Required task
Scan the entries below. List each line with "JSON".

[Collected data entries]
=======

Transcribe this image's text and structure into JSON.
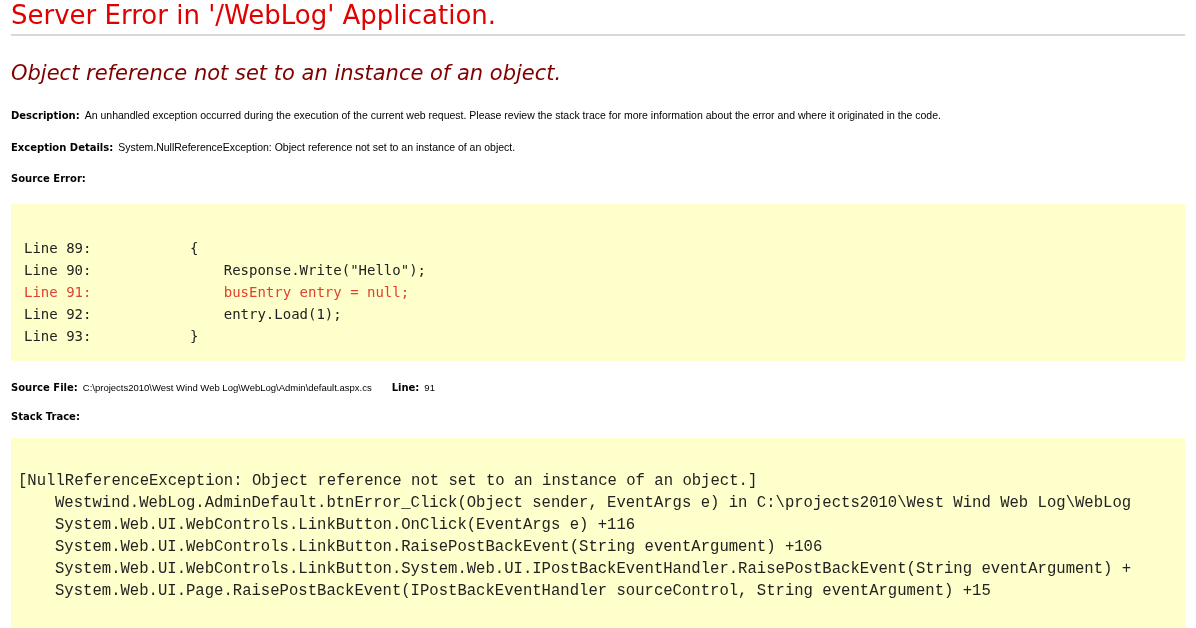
{
  "title": "Server Error in '/WebLog' Application.",
  "message": "Object reference not set to an instance of an object.",
  "description": {
    "label": "Description:",
    "text": "An unhandled exception occurred during the execution of the current web request. Please review the stack trace for more information about the error and where it originated in the code."
  },
  "exception_details": {
    "label": "Exception Details:",
    "text": "System.NullReferenceException: Object reference not set to an instance of an object."
  },
  "source_error": {
    "label": "Source Error:",
    "lines": [
      {
        "number": "Line 89:",
        "code": "{",
        "highlighted": false
      },
      {
        "number": "Line 90:",
        "code": "    Response.Write(\"Hello\");",
        "highlighted": false
      },
      {
        "number": "Line 91:",
        "code": "    busEntry entry = null;",
        "highlighted": true
      },
      {
        "number": "Line 92:",
        "code": "    entry.Load(1);",
        "highlighted": false
      },
      {
        "number": "Line 93:",
        "code": "}",
        "highlighted": false
      }
    ]
  },
  "source_file": {
    "label": "Source File:",
    "path": "C:\\projects2010\\West Wind Web Log\\WebLog\\Admin\\default.aspx.cs",
    "line_label": "Line:",
    "line": "91"
  },
  "stack_trace": {
    "label": "Stack Trace:",
    "lines": [
      {
        "kind": "exception",
        "text": "[NullReferenceException: Object reference not set to an instance of an object.]"
      },
      {
        "kind": "frame",
        "text": "Westwind.WebLog.AdminDefault.btnError_Click(Object sender, EventArgs e) in C:\\projects2010\\West Wind Web Log\\WebLog"
      },
      {
        "kind": "frame",
        "text": "System.Web.UI.WebControls.LinkButton.OnClick(EventArgs e) +116"
      },
      {
        "kind": "frame",
        "text": "System.Web.UI.WebControls.LinkButton.RaisePostBackEvent(String eventArgument) +106"
      },
      {
        "kind": "frame",
        "text": "System.Web.UI.WebControls.LinkButton.System.Web.UI.IPostBackEventHandler.RaisePostBackEvent(String eventArgument) +"
      },
      {
        "kind": "frame",
        "text": "System.Web.UI.Page.RaisePostBackEvent(IPostBackEventHandler sourceControl, String eventArgument) +15"
      }
    ]
  }
}
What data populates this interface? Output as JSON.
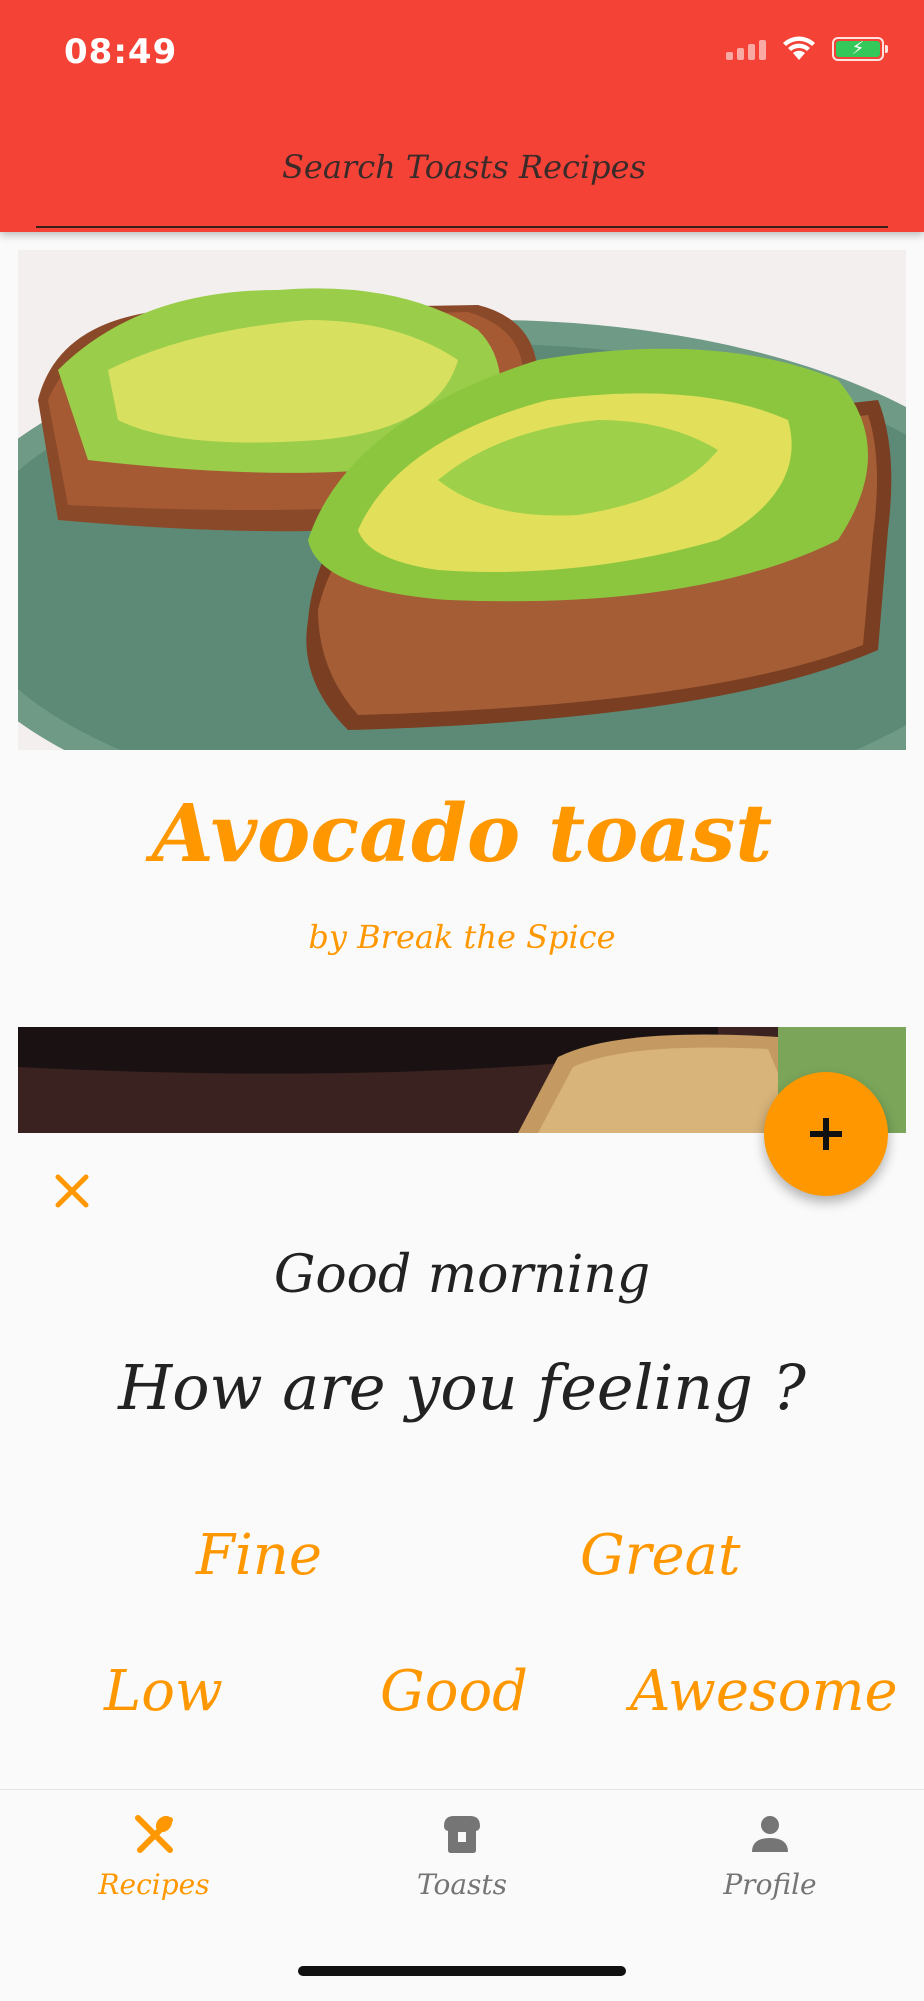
{
  "status_bar": {
    "time": "08:49"
  },
  "search": {
    "placeholder": "Search Toasts Recipes",
    "value": ""
  },
  "recipe": {
    "title": "Avocado toast",
    "author": "by Break the Spice"
  },
  "mood_prompt": {
    "greeting": "Good morning",
    "question": "How are you feeling ?",
    "options": [
      "Fine",
      "Great",
      "Low",
      "Good",
      "Awesome"
    ]
  },
  "bottom_nav": {
    "items": [
      {
        "label": "Recipes",
        "icon": "utensils-icon",
        "active": true
      },
      {
        "label": "Toasts",
        "icon": "toast-icon",
        "active": false
      },
      {
        "label": "Profile",
        "icon": "person-icon",
        "active": false
      }
    ]
  },
  "colors": {
    "header": "#f44336",
    "accent": "#ff9800",
    "inactive": "#757575"
  }
}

=======

Solution to this exercise
Transcribe this image's text and structure into JSON.
What data populates this interface? Output as JSON.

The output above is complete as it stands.